SET PROBLEM → Go through the material below and copy all lines with "AirPCA".
***** DATA ENTRIES
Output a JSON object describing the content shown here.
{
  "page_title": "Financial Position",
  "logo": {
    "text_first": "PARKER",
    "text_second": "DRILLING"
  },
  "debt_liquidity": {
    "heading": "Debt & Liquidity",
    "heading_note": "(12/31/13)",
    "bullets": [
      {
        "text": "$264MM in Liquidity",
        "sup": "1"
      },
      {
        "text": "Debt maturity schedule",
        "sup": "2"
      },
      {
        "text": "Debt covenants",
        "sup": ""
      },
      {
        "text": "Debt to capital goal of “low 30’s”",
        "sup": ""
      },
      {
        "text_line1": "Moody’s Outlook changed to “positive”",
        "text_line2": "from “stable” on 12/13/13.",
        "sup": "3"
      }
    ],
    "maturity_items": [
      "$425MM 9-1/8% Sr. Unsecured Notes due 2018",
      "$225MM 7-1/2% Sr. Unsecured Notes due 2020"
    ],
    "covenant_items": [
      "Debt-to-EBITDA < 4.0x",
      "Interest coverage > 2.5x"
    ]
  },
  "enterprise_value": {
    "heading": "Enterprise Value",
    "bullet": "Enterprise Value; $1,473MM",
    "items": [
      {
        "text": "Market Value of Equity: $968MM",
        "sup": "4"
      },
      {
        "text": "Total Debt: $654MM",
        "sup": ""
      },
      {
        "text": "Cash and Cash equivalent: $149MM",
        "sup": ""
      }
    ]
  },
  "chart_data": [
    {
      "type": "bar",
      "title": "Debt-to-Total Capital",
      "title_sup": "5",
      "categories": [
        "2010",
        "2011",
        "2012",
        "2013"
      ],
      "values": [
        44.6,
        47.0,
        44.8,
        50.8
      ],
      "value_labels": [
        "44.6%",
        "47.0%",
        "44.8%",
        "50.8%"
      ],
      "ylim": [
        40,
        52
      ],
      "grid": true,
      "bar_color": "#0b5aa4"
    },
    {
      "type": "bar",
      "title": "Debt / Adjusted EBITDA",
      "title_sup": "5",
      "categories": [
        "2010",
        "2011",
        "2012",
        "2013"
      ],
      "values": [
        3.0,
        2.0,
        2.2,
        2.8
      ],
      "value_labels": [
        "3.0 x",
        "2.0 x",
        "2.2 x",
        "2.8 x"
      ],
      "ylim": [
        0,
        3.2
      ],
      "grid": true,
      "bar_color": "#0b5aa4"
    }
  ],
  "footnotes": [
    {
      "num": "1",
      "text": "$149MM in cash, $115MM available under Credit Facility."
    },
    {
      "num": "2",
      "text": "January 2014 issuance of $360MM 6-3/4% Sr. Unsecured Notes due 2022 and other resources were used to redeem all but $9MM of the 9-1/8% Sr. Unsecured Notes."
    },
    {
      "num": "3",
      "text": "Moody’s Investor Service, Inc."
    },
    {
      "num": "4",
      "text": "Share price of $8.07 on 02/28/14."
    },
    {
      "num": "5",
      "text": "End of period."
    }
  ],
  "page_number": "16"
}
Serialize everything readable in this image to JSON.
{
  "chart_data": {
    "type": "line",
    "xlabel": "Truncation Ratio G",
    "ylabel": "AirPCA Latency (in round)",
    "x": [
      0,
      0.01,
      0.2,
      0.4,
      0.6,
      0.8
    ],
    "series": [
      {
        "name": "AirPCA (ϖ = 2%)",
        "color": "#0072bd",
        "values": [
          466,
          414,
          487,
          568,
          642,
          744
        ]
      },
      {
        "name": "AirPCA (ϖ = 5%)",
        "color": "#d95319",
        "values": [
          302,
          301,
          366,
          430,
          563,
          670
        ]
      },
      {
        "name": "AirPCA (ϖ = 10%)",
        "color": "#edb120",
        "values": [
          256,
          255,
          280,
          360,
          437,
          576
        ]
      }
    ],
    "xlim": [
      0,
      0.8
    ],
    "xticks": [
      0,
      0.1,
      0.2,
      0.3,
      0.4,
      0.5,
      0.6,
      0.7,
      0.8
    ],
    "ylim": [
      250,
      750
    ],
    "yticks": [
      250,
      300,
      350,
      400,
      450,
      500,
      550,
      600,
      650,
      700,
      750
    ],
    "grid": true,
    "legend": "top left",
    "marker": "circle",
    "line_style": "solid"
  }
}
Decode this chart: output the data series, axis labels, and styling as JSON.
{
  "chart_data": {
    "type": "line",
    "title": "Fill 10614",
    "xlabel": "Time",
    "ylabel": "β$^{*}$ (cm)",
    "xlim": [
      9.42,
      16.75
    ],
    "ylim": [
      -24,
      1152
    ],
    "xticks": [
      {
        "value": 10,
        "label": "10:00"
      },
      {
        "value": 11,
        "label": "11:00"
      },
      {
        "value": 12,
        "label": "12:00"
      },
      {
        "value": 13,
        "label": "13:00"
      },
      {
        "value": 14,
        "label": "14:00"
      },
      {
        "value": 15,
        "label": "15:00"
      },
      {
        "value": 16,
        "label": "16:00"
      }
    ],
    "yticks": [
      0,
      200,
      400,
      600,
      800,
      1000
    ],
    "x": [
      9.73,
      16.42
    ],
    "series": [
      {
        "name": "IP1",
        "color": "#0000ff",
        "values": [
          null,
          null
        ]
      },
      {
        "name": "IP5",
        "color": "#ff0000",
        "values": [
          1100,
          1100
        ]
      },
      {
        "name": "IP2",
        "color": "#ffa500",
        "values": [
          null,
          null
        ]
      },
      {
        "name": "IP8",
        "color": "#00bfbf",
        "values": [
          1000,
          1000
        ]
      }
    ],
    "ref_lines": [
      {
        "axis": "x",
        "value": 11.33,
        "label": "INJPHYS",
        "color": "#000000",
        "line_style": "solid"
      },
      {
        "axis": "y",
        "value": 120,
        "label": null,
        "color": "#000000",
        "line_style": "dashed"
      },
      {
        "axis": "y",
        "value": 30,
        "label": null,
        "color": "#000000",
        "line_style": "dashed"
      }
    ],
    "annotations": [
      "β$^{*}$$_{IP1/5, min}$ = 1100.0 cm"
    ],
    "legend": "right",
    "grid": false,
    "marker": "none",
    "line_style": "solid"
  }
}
**********
RESPONSE TO THE EXERCISE →
    "ylabel": "AirPCA Latency (in round)",
        "name": "AirPCA (ϖ = 2%)",
        "name": "AirPCA (ϖ = 5%)",
        "name": "AirPCA (ϖ = 10%)",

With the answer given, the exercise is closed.